__Task inputs__
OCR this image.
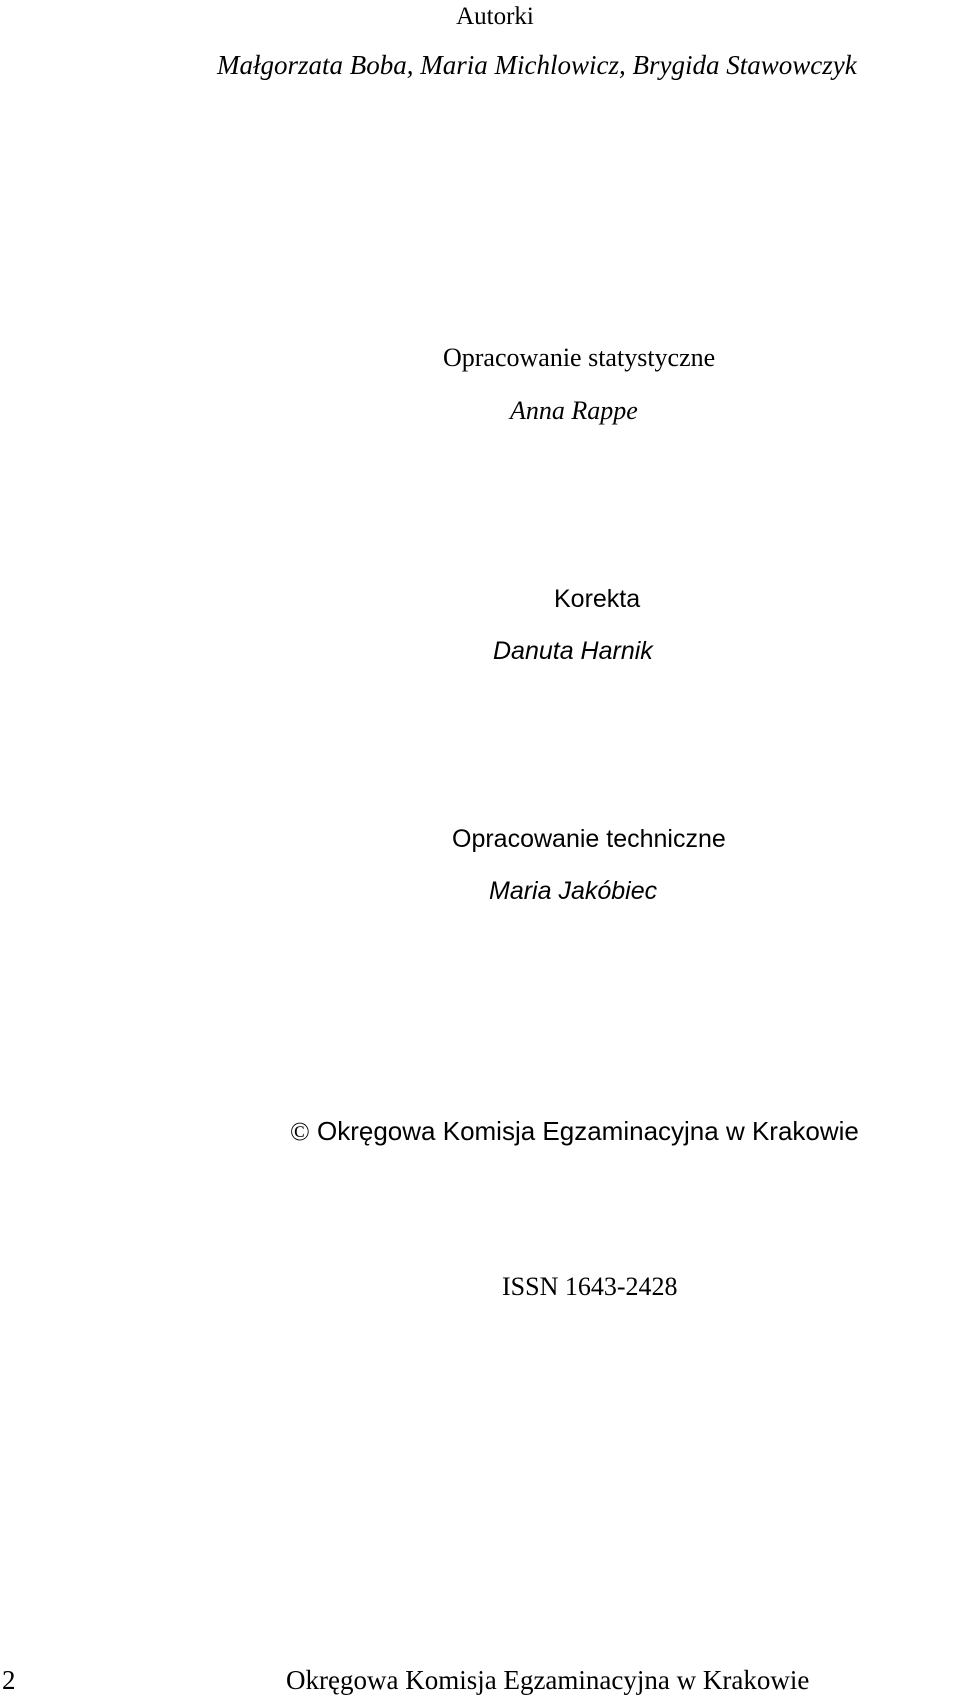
Autorki
Małgorzata Boba, Maria Michlowicz, Brygida Stawowczyk
Opracowanie statystyczne
Anna Rappe
Korekta
Danuta Harnik
Opracowanie techniczne
Maria Jakóbiec
© Okręgowa Komisja Egzaminacyjna w Krakowie
ISSN 1643-2428
2	Okręgowa Komisja Egzaminacyjna w Krakowie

__Task details__
Pictures in the records should not appear in your copy, but everything else must be transcribed exactly.

__Written reply__
OCR this image.
Autorki
Małgorzata Boba, Maria Michlowicz, Brygida Stawowczyk
Opracowanie statystyczne
Anna Rappe
Korekta
Danuta Harnik
Opracowanie techniczne
Maria Jakóbiec
© Okręgowa Komisja Egzaminacyjna w Krakowie
ISSN 1643-2428
2	Okręgowa Komisja Egzaminacyjna w Krakowie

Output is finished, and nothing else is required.